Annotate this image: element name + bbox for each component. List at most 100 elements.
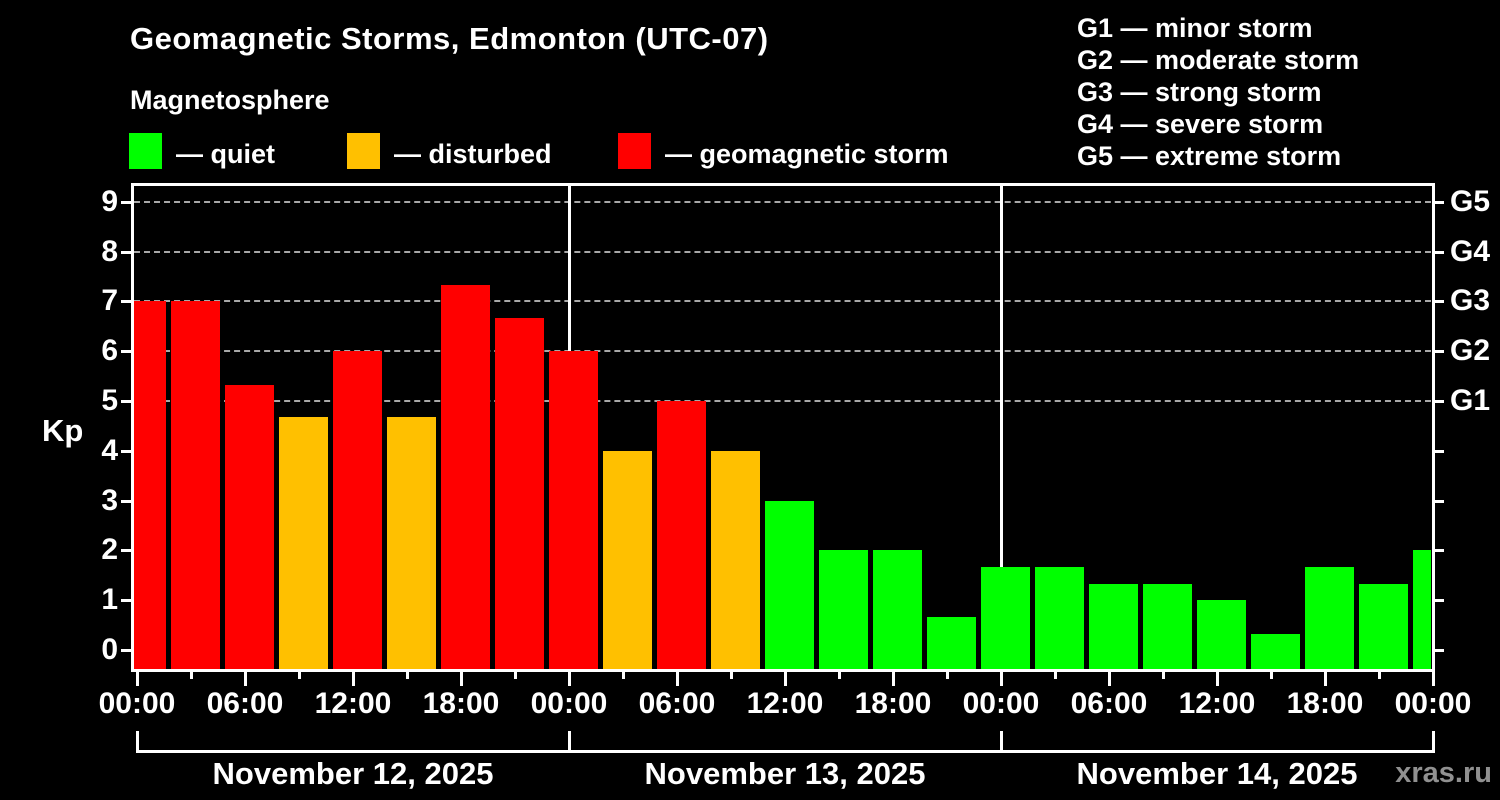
date-label: November 13, 2025	[644, 756, 926, 791]
y-tick-label: 3	[101, 483, 118, 517]
g-axis-label: G3	[1450, 284, 1491, 318]
x-tick-major	[1324, 672, 1327, 686]
x-tick-label: 18:00	[854, 687, 932, 720]
x-tick-minor	[406, 672, 409, 679]
kp-bar	[927, 616, 976, 670]
y-tick-right	[1434, 549, 1444, 553]
watermark: xras.ru	[1395, 757, 1492, 789]
x-tick-major	[1108, 672, 1111, 686]
y-tick-right	[1434, 200, 1444, 204]
x-tick-label: 06:00	[1070, 687, 1148, 720]
x-tick-label: 06:00	[638, 687, 716, 720]
kp-bar	[1413, 550, 1431, 670]
kp-bar	[603, 450, 652, 670]
x-tick-minor	[838, 672, 841, 679]
kp-bar	[1251, 633, 1300, 670]
chart-subtitle: Magnetosphere	[130, 85, 330, 115]
y-tick	[121, 350, 131, 354]
kp-bar	[873, 550, 922, 670]
date-bracket-tick	[1432, 731, 1435, 753]
date-bracket-tick	[136, 731, 139, 753]
y-tick-right	[1434, 300, 1444, 304]
y-tick-right	[1434, 350, 1444, 354]
date-label: November 12, 2025	[212, 756, 494, 791]
y-tick-label: 8	[101, 234, 118, 268]
plot-frame	[131, 183, 1435, 672]
quiet-legend-label: — quiet	[176, 139, 275, 169]
g-scale-legend-item: G5 — extreme storm	[1077, 141, 1342, 171]
kp-bar	[549, 351, 598, 670]
x-tick-label: 12:00	[1178, 687, 1256, 720]
g-axis-label: G4	[1450, 234, 1491, 268]
x-tick-major	[568, 672, 571, 686]
y-tick-label: 9	[101, 184, 118, 218]
kp-bar	[333, 351, 382, 670]
kp-bar	[225, 384, 274, 670]
y-tick-label: 2	[101, 533, 118, 567]
kp-bar	[441, 284, 490, 670]
y-tick-label: 4	[101, 433, 118, 467]
x-tick-label: 00:00	[962, 687, 1040, 720]
y-tick-right	[1434, 250, 1444, 254]
x-tick-major	[892, 672, 895, 686]
kp-bar	[279, 417, 328, 670]
kp-bar	[1143, 583, 1192, 670]
x-tick-label: 06:00	[206, 687, 284, 720]
grid-line-kp7	[134, 300, 1431, 303]
x-tick-minor	[1270, 672, 1273, 679]
y-tick-label: 6	[101, 334, 118, 368]
storm-legend-label: — geomagnetic storm	[665, 139, 949, 169]
y-tick	[121, 499, 131, 503]
x-tick-major	[1216, 672, 1219, 686]
x-tick-minor	[1054, 672, 1057, 679]
y-tick	[121, 599, 131, 603]
kp-axis-title: Kp	[42, 413, 84, 448]
y-tick-label: 1	[101, 583, 118, 617]
y-tick-right	[1434, 400, 1444, 403]
storm-legend-swatch	[618, 133, 651, 169]
day-separator-line	[1000, 185, 1003, 669]
y-tick-right	[1434, 499, 1444, 503]
x-tick-label: 00:00	[530, 687, 608, 720]
kp-bar	[1305, 566, 1354, 670]
kp-bar	[387, 417, 436, 670]
x-tick-minor	[514, 672, 517, 679]
kp-bar	[1089, 583, 1138, 670]
x-tick-label: 12:00	[746, 687, 824, 720]
grid-line-kp8	[134, 250, 1431, 253]
y-tick-label: 7	[101, 284, 118, 318]
y-tick-label: 5	[101, 384, 118, 417]
kp-bar	[1359, 583, 1408, 670]
disturbed-legend-label: — disturbed	[394, 139, 552, 169]
kp-bar	[1197, 600, 1246, 670]
y-tick-label: 0	[101, 633, 118, 666]
x-tick-label: 12:00	[314, 687, 392, 720]
x-tick-major	[244, 672, 247, 686]
x-tick-minor	[622, 672, 625, 679]
kp-bar	[765, 500, 814, 670]
page-title: Geomagnetic Storms, Edmonton (UTC-07)	[130, 21, 769, 56]
g-scale-legend-item: G2 — moderate storm	[1077, 45, 1360, 75]
x-tick-label: 18:00	[1286, 687, 1364, 720]
grid-line-kp9	[134, 200, 1431, 203]
kp-bar	[819, 550, 868, 670]
g-scale-legend: G1 — minor storm G2 — moderate storm G3 — …	[1077, 12, 1359, 172]
x-tick-major	[1432, 672, 1435, 686]
y-tick	[121, 549, 131, 553]
kp-bar	[1035, 566, 1084, 670]
x-tick-major	[136, 672, 139, 686]
kp-bar	[171, 301, 220, 670]
kp-bar	[657, 401, 706, 670]
g-scale-legend-item: G1 — minor storm	[1077, 13, 1313, 43]
g-axis-label: G1	[1450, 384, 1491, 417]
x-tick-minor	[1162, 672, 1165, 679]
g-axis-label: G2	[1450, 334, 1491, 368]
x-tick-major	[784, 672, 787, 686]
y-tick	[121, 649, 131, 652]
y-tick	[121, 200, 131, 204]
x-tick-major	[676, 672, 679, 686]
y-tick	[121, 250, 131, 254]
kp-bar	[981, 566, 1030, 670]
x-tick-label: 00:00	[1394, 687, 1472, 720]
x-tick-minor	[730, 672, 733, 679]
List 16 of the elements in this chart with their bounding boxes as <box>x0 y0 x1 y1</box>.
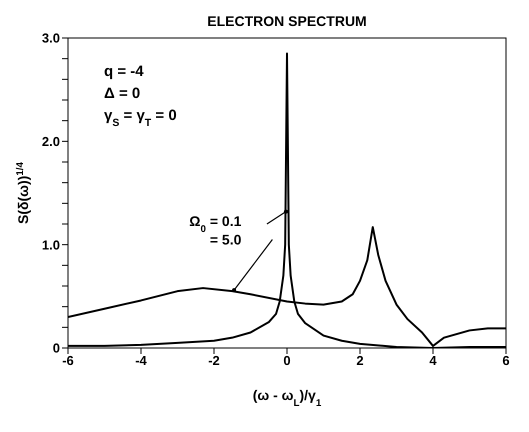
x-tick-label: 4 <box>429 353 438 368</box>
x-axis-title: (ω - ω$_{L}$)/γ$_{1}$ <box>252 387 322 408</box>
annotation: Δ = 0 <box>104 85 140 102</box>
x-tick-label: -2 <box>208 353 220 368</box>
y-tick-label: 1.0 <box>42 237 60 252</box>
y-tick-label: 2.0 <box>42 134 60 149</box>
chart-title: ELECTRON SPECTRUM <box>207 13 367 29</box>
x-tick-label: 6 <box>502 353 510 368</box>
x-tick-label: 2 <box>356 353 364 368</box>
x-tick-label: 0 <box>283 353 291 368</box>
y-tick-label: 0 <box>52 340 60 356</box>
annotation: γ$_{S}$ = γ$_{T}$ = 0 <box>104 107 177 129</box>
annotation: q = -4 <box>104 63 144 80</box>
x-tick-label: -4 <box>135 353 148 368</box>
x-tick-label: -6 <box>62 353 74 368</box>
y-tick-label: 3.0 <box>42 30 60 46</box>
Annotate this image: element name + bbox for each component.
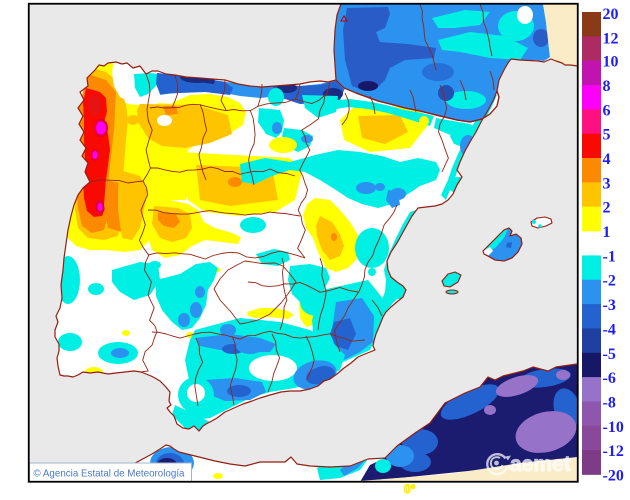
- svg-text:-1: -1: [603, 248, 616, 265]
- svg-text:12: 12: [603, 30, 619, 47]
- svg-text:8: 8: [603, 78, 611, 95]
- svg-text:-20: -20: [603, 468, 624, 485]
- svg-text:3: 3: [603, 175, 611, 192]
- svg-text:-10: -10: [603, 419, 624, 436]
- svg-text:10: 10: [603, 54, 619, 71]
- svg-text:0°: 0°: [404, 482, 416, 496]
- svg-text:-3: -3: [603, 297, 616, 314]
- svg-text:2: 2: [603, 200, 611, 217]
- svg-text:5: 5: [603, 127, 611, 144]
- svg-text:© Agencia Estatal de Meteorolo: © Agencia Estatal de Meteorología: [34, 469, 185, 480]
- svg-text:aemet: aemet: [510, 453, 571, 476]
- svg-text:6: 6: [603, 102, 611, 119]
- svg-text:-8: -8: [603, 394, 616, 411]
- svg-text:1: 1: [603, 224, 611, 241]
- svg-text:4: 4: [603, 151, 611, 168]
- svg-text:-2: -2: [603, 273, 616, 290]
- svg-text:-6: -6: [603, 370, 616, 387]
- svg-text:-4: -4: [603, 321, 616, 338]
- svg-text:-5: -5: [603, 346, 616, 363]
- svg-text:-12: -12: [603, 443, 624, 460]
- svg-text:20: 20: [603, 6, 619, 23]
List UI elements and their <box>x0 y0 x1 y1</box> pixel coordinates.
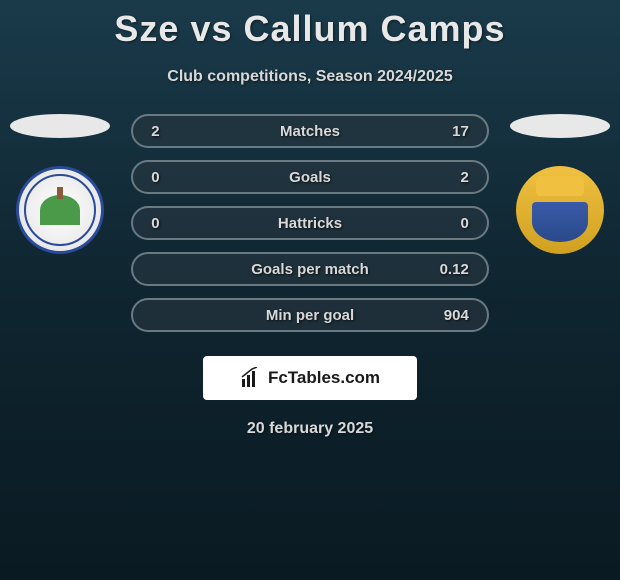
stat-row-matches: 2 Matches 17 <box>131 114 489 148</box>
page-title: Sze vs Callum Camps <box>0 0 620 50</box>
stat-right-value: 2 <box>439 169 469 186</box>
date-label: 20 february 2025 <box>0 420 620 438</box>
stat-left-value: 0 <box>151 215 181 232</box>
brand-text: FcTables.com <box>268 368 380 388</box>
right-player-oval <box>510 114 610 138</box>
stat-label: Hattricks <box>278 215 342 232</box>
stat-label: Min per goal <box>266 307 354 324</box>
right-player-col <box>501 114 620 254</box>
stat-right-value: 0 <box>439 215 469 232</box>
left-player-col <box>0 114 119 254</box>
subtitle: Club competitions, Season 2024/2025 <box>0 68 620 86</box>
brand-logo-box: FcTables.com <box>203 356 417 400</box>
left-player-oval <box>10 114 110 138</box>
stat-label: Goals per match <box>251 261 369 278</box>
stat-left-value: 0 <box>151 169 181 186</box>
stat-row-goals: 0 Goals 2 <box>131 160 489 194</box>
chart-icon <box>240 367 262 389</box>
stat-row-min-per-goal: Min per goal 904 <box>131 298 489 332</box>
stat-label: Matches <box>280 123 340 140</box>
wigan-tree-icon <box>40 195 80 225</box>
stat-row-hattricks: 0 Hattricks 0 <box>131 206 489 240</box>
stat-label: Goals <box>289 169 331 186</box>
stat-right-value: 0.12 <box>439 261 469 278</box>
stat-right-value: 17 <box>439 123 469 140</box>
stats-pill-list: 2 Matches 17 0 Goals 2 0 Hattricks 0 Goa… <box>131 114 489 332</box>
stats-container: 2 Matches 17 0 Goals 2 0 Hattricks 0 Goa… <box>0 114 620 332</box>
stat-right-value: 904 <box>439 307 469 324</box>
stat-left-value: 2 <box>151 123 181 140</box>
right-club-crest <box>516 166 604 254</box>
stat-row-goals-per-match: Goals per match 0.12 <box>131 252 489 286</box>
left-club-crest <box>16 166 104 254</box>
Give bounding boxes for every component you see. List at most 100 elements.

┄┄┄┄┄┄┄┄┄┄

• _Goal of the exercise_: Please count the lines in the entries above that contain the string "item" and give only that number. Case counts.

• _Response_: 3